[Given request]: Check each line of the material. Copy those containing "CALLS".

[Provided information]:
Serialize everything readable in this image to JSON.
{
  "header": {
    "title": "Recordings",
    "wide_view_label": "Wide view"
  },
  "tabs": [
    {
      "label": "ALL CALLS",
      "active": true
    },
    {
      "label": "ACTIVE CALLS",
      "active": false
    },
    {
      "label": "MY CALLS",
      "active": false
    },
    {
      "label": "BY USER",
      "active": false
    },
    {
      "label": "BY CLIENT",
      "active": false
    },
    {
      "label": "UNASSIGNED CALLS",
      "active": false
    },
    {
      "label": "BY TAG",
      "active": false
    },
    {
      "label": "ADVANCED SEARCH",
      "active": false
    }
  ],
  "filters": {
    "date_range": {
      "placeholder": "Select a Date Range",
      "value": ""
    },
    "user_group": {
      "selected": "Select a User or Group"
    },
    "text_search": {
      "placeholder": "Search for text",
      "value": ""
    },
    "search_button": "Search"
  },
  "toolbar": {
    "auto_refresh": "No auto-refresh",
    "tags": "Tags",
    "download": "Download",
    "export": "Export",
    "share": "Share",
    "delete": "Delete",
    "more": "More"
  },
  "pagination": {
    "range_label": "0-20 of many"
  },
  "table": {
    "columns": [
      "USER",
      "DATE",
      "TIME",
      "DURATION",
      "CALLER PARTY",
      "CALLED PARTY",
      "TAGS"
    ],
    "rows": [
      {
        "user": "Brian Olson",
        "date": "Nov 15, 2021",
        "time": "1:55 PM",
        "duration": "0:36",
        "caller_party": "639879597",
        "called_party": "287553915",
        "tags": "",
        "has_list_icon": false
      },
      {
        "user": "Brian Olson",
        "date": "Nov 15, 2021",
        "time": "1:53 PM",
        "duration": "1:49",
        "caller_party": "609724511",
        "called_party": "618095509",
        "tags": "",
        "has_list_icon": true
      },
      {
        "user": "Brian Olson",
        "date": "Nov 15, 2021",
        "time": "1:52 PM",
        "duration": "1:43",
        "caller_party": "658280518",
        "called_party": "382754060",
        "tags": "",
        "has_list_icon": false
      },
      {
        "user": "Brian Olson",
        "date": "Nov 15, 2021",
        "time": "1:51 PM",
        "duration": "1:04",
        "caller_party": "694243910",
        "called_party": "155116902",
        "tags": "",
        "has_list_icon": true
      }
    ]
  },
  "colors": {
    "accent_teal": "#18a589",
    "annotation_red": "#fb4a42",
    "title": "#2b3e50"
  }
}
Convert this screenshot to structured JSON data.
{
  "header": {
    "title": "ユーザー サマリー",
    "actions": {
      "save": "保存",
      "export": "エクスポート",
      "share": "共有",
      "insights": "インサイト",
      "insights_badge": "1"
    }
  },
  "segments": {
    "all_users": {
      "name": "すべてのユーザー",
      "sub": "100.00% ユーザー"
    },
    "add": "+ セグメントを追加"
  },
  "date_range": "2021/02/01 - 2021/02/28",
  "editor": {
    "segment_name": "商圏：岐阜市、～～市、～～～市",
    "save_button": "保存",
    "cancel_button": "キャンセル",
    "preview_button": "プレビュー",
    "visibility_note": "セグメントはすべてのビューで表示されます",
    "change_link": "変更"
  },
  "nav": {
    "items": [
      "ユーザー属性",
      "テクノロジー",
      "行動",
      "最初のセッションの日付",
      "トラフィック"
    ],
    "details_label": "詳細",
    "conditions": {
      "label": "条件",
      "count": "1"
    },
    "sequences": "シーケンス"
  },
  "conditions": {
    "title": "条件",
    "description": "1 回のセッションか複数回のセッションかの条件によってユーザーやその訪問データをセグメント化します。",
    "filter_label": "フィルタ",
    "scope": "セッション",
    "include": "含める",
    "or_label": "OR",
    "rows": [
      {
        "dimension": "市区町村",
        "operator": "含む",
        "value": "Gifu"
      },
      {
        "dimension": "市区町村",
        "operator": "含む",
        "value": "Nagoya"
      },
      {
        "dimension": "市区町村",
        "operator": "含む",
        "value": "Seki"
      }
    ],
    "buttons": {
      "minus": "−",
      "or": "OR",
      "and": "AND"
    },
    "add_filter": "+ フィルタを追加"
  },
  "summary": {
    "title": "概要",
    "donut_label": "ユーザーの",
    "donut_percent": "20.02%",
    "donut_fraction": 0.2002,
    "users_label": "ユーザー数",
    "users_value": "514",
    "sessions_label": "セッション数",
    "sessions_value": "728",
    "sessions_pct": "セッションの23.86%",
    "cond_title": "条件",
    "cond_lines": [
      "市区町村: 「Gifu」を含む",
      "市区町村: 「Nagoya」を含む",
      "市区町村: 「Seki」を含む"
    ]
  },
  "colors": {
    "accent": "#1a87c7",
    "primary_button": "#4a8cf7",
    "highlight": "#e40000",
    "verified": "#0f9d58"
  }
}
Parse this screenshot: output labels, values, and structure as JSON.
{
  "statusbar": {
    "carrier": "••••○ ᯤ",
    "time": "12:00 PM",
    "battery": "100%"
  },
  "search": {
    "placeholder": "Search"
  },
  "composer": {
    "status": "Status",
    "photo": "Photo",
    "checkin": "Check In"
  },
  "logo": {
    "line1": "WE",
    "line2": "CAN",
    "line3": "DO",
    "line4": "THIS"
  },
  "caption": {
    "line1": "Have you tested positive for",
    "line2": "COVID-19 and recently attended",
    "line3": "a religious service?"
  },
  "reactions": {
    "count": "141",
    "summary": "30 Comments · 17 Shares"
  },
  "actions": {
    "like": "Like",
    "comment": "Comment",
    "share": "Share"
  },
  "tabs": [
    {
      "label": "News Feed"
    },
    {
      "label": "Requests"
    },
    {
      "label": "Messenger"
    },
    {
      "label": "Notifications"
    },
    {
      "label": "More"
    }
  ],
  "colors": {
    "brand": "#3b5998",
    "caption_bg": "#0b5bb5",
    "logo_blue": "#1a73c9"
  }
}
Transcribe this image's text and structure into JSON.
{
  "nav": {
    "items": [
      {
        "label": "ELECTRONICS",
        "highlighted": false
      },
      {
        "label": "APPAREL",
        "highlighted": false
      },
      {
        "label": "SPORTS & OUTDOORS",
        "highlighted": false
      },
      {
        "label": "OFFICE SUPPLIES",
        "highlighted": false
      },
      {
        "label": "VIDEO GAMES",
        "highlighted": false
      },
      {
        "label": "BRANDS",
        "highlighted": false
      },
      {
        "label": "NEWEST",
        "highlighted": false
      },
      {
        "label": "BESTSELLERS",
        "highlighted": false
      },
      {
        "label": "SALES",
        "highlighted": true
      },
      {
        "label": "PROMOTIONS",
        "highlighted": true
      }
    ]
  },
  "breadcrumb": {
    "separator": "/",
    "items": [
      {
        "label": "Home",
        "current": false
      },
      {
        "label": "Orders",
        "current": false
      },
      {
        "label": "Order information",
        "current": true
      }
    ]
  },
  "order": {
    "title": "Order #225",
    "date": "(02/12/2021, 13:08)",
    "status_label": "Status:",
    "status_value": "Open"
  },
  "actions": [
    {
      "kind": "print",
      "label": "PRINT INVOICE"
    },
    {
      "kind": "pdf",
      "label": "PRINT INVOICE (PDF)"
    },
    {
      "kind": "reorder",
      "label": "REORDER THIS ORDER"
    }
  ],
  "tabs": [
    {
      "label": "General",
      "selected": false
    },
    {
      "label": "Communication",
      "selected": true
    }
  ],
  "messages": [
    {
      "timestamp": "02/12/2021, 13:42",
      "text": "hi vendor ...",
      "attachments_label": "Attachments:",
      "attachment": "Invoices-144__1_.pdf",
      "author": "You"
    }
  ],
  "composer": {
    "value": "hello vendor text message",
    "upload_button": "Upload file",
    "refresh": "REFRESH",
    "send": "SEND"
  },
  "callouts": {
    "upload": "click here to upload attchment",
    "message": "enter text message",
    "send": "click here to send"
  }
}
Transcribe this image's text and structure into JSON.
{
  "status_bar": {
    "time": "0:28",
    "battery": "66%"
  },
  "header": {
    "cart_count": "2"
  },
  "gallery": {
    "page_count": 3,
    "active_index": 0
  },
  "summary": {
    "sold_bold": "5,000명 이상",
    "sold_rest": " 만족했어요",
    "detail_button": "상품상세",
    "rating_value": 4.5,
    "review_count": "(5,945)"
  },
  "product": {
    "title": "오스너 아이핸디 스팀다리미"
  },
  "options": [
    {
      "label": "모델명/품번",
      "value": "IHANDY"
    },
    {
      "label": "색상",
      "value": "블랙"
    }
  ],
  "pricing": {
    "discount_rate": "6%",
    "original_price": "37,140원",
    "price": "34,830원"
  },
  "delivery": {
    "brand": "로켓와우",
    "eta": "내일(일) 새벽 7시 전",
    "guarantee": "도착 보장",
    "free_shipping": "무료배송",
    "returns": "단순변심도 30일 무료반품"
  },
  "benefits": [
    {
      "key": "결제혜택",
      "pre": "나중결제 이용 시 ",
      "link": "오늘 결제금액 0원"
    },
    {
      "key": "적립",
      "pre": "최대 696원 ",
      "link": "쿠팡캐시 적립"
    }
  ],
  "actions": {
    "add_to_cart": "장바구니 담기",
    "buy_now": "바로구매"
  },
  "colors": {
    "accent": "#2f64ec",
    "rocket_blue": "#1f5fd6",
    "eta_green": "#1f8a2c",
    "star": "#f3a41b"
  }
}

[Right answer]:
      "label": "ALL CALLS",
      "label": "ACTIVE CALLS",
      "label": "MY CALLS",
      "label": "UNASSIGNED CALLS",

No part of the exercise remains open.